**What the task requires**
Scan the entries below and extract each line with the word "body" in it.

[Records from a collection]
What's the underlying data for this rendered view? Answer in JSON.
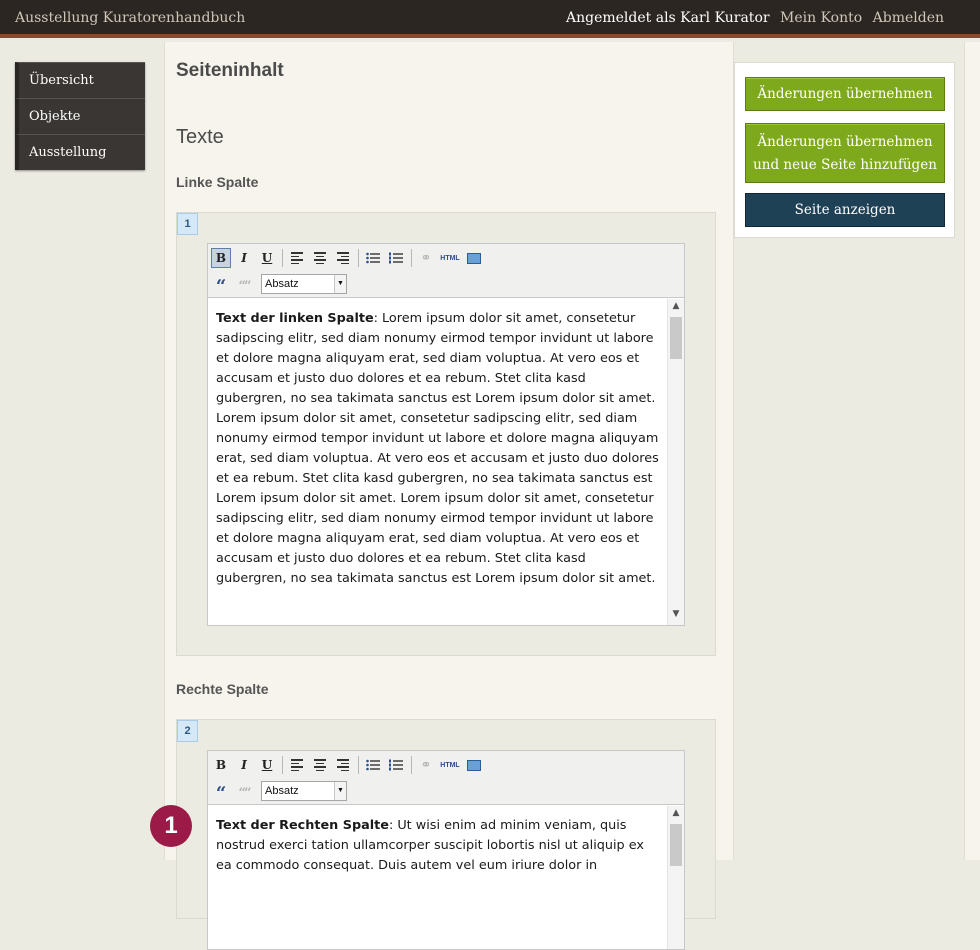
{
  "header": {
    "app_title": "Ausstellung Kuratorenhandbuch",
    "logged_in_as": "Angemeldet als Karl Kurator",
    "account_link": "Mein Konto",
    "logout_link": "Abmelden"
  },
  "nav": {
    "items": [
      {
        "label": "Übersicht"
      },
      {
        "label": "Objekte"
      },
      {
        "label": "Ausstellung"
      }
    ]
  },
  "main": {
    "page_title": "Seiteninhalt",
    "section_title": "Texte",
    "columns": [
      {
        "heading": "Linke Spalte",
        "number": "1",
        "format": "Absatz",
        "lead": "Text der linken Spalte",
        "body": ": Lorem ipsum dolor sit amet, consetetur sadipscing elitr, sed diam nonumy eirmod tempor invidunt ut labore et dolore magna aliquyam erat, sed diam voluptua. At vero eos et accusam et justo duo dolores et ea rebum. Stet clita kasd gubergren, no sea takimata sanctus est Lorem ipsum dolor sit amet. Lorem ipsum dolor sit amet, consetetur sadipscing elitr, sed diam nonumy eirmod tempor invidunt ut labore et dolore magna aliquyam erat, sed diam voluptua. At vero eos et accusam et justo duo dolores et ea rebum. Stet clita kasd gubergren, no sea takimata sanctus est Lorem ipsum dolor sit amet. Lorem ipsum dolor sit amet, consetetur sadipscing elitr, sed diam nonumy eirmod tempor invidunt ut labore et dolore magna aliquyam erat, sed diam voluptua. At vero eos et accusam et justo duo dolores et ea rebum. Stet clita kasd gubergren, no sea takimata sanctus est Lorem ipsum dolor sit amet."
      },
      {
        "heading": "Rechte Spalte",
        "number": "2",
        "format": "Absatz",
        "lead": "Text der Rechten Spalte",
        "body": ": Ut wisi enim ad minim veniam, quis nostrud exerci tation ullamcorper suscipit lobortis nisl ut aliquip ex ea commodo consequat. Duis autem vel eum iriure dolor in"
      }
    ],
    "toolbar": {
      "bold": "B",
      "italic": "I",
      "underline": "U",
      "html": "HTML",
      "quote": "“",
      "unquote": "“”"
    }
  },
  "actions": {
    "apply": "Änderungen übernehmen",
    "apply_new_line1": "Änderungen übernehmen",
    "apply_new_line2": "und neue Seite hinzufügen",
    "view": "Seite anzeigen"
  },
  "callout": "1",
  "colors": {
    "topbar": "#2b2622",
    "accent_rule": "#8a4a2e",
    "green_button": "#7fa91c",
    "navy_button": "#1e4156",
    "callout": "#9c1a47"
  }
}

**Response to this exercise**
        "body": ": Lorem ipsum dolor sit amet, consetetur sadipscing elitr, sed diam nonumy eirmod tempor invidunt ut labore et dolore magna aliquyam erat, sed diam voluptua. At vero eos et accusam et justo duo dolores et ea rebum. Stet clita kasd gubergren, no sea takimata sanctus est Lorem ipsum dolor sit amet. Lorem ipsum dolor sit amet, consetetur sadipscing elitr, sed diam nonumy eirmod tempor invidunt ut labore et dolore magna aliquyam erat, sed diam voluptua. At vero eos et accusam et justo duo dolores et ea rebum. Stet clita kasd gubergren, no sea takimata sanctus est Lorem ipsum dolor sit amet. Lorem ipsum dolor sit amet, consetetur sadipscing elitr, sed diam nonumy eirmod tempor invidunt ut labore et dolore magna aliquyam erat, sed diam voluptua. At vero eos et accusam et justo duo dolores et ea rebum. Stet clita kasd gubergren, no sea takimata sanctus est Lorem ipsum dolor sit amet."
        "body": ": Ut wisi enim ad minim veniam, quis nostrud exerci tation ullamcorper suscipit lobortis nisl ut aliquip ex ea commodo consequat. Duis autem vel eum iriure dolor in"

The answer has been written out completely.